DIRECTIVE = In the records that follow, show each line where the word "Revenue" is present.

Start

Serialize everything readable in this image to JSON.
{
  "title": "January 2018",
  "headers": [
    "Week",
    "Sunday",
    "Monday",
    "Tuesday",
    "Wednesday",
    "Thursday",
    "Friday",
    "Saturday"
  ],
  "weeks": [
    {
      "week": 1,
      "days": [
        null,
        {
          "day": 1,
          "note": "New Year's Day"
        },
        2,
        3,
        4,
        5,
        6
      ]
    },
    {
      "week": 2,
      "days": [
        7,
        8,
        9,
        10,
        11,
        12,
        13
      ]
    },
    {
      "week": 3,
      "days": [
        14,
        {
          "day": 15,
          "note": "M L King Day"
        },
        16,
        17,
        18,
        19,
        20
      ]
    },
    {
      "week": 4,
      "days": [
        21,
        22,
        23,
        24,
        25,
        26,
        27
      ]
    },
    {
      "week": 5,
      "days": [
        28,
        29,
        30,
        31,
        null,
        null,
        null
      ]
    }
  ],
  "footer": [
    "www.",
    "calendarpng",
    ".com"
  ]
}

End
Start

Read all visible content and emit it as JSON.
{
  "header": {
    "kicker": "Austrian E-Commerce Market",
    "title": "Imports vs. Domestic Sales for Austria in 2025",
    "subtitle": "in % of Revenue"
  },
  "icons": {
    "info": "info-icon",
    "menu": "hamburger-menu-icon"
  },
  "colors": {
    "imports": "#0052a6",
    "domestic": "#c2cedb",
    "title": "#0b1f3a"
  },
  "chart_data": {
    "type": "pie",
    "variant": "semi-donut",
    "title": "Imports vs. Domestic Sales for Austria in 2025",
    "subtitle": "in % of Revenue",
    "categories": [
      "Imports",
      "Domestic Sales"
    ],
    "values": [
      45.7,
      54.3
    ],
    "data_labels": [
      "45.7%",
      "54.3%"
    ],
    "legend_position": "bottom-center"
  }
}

End

FINISHED ANSWER =
    "subtitle": "in % of Revenue"
    "subtitle": "in % of Revenue",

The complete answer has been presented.